WHAT NEEDS TO BE DONE: Output each entry that follows exactly. Images stay out.

-- START OF DATA PROVIDED --

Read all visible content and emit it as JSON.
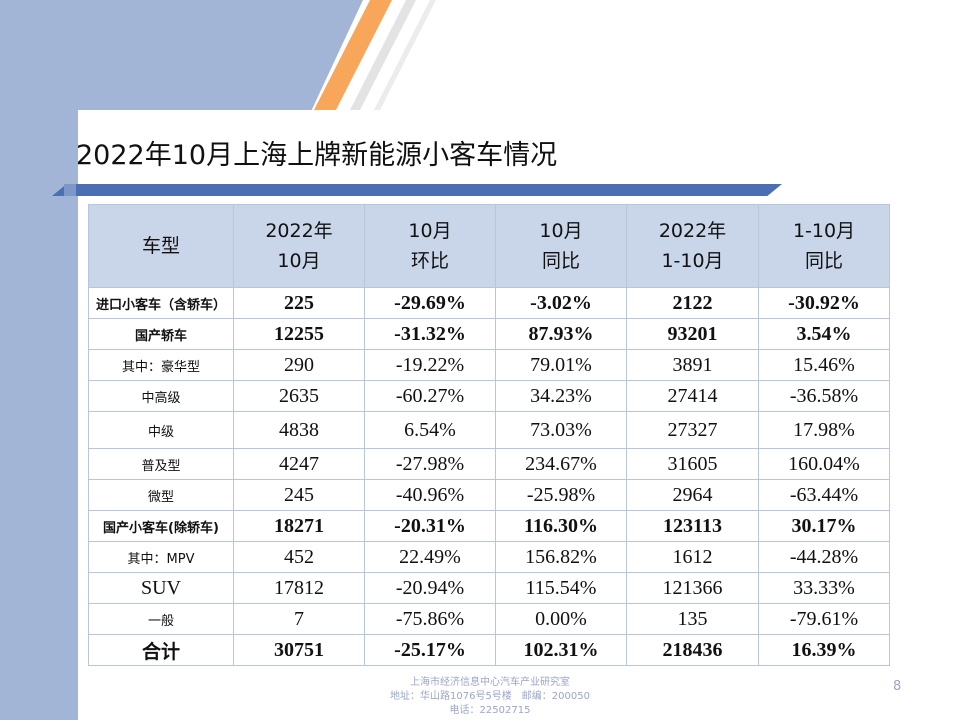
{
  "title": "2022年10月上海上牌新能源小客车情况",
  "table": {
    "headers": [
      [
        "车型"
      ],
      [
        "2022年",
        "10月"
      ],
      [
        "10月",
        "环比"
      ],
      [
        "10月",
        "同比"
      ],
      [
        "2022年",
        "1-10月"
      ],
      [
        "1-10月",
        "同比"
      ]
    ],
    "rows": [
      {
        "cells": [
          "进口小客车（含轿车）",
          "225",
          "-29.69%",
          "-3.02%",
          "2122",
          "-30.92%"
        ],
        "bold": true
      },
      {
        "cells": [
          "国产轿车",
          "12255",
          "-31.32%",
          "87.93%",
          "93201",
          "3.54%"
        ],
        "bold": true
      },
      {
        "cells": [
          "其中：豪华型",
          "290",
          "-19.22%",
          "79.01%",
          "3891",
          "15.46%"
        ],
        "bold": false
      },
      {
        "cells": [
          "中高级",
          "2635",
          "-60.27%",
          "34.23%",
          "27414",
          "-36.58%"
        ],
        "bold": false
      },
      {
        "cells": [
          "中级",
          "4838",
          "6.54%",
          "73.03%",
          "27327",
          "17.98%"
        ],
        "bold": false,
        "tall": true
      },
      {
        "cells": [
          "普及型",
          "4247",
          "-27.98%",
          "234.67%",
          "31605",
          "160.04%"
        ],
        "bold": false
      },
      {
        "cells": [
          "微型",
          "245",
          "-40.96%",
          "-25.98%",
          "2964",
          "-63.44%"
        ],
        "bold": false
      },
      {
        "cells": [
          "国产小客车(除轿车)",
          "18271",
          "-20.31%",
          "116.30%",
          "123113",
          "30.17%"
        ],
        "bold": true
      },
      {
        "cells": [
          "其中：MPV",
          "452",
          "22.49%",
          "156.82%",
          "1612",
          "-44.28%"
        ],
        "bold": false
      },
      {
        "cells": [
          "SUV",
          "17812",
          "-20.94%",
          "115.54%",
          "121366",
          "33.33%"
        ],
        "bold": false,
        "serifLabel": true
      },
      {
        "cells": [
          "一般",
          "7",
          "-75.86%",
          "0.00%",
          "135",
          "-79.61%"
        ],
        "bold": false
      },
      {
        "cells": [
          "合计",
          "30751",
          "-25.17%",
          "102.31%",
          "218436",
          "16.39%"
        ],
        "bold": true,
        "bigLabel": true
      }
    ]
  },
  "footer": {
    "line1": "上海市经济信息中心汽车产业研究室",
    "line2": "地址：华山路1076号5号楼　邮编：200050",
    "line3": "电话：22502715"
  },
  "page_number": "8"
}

-- END OF DATA PROVIDED --

EXERCISE ANSWER:
Read all visible content and emit it as JSON.
{
  "title": "2022年10月上海上牌新能源小客车情况",
  "table": {
    "headers": [
      [
        "车型"
      ],
      [
        "2022年",
        "10月"
      ],
      [
        "10月",
        "环比"
      ],
      [
        "10月",
        "同比"
      ],
      [
        "2022年",
        "1-10月"
      ],
      [
        "1-10月",
        "同比"
      ]
    ],
    "rows": [
      {
        "cells": [
          "进口小客车（含轿车）",
          "225",
          "-29.69%",
          "-3.02%",
          "2122",
          "-30.92%"
        ],
        "bold": true
      },
      {
        "cells": [
          "国产轿车",
          "12255",
          "-31.32%",
          "87.93%",
          "93201",
          "3.54%"
        ],
        "bold": true
      },
      {
        "cells": [
          "其中：豪华型",
          "290",
          "-19.22%",
          "79.01%",
          "3891",
          "15.46%"
        ],
        "bold": false
      },
      {
        "cells": [
          "中高级",
          "2635",
          "-60.27%",
          "34.23%",
          "27414",
          "-36.58%"
        ],
        "bold": false
      },
      {
        "cells": [
          "中级",
          "4838",
          "6.54%",
          "73.03%",
          "27327",
          "17.98%"
        ],
        "bold": false,
        "tall": true
      },
      {
        "cells": [
          "普及型",
          "4247",
          "-27.98%",
          "234.67%",
          "31605",
          "160.04%"
        ],
        "bold": false
      },
      {
        "cells": [
          "微型",
          "245",
          "-40.96%",
          "-25.98%",
          "2964",
          "-63.44%"
        ],
        "bold": false
      },
      {
        "cells": [
          "国产小客车(除轿车)",
          "18271",
          "-20.31%",
          "116.30%",
          "123113",
          "30.17%"
        ],
        "bold": true
      },
      {
        "cells": [
          "其中：MPV",
          "452",
          "22.49%",
          "156.82%",
          "1612",
          "-44.28%"
        ],
        "bold": false
      },
      {
        "cells": [
          "SUV",
          "17812",
          "-20.94%",
          "115.54%",
          "121366",
          "33.33%"
        ],
        "bold": false,
        "serifLabel": true
      },
      {
        "cells": [
          "一般",
          "7",
          "-75.86%",
          "0.00%",
          "135",
          "-79.61%"
        ],
        "bold": false
      },
      {
        "cells": [
          "合计",
          "30751",
          "-25.17%",
          "102.31%",
          "218436",
          "16.39%"
        ],
        "bold": true,
        "bigLabel": true
      }
    ]
  },
  "footer": {
    "line1": "上海市经济信息中心汽车产业研究室",
    "line2": "地址：华山路1076号5号楼　邮编：200050",
    "line3": "电话：22502715"
  },
  "page_number": "8"
}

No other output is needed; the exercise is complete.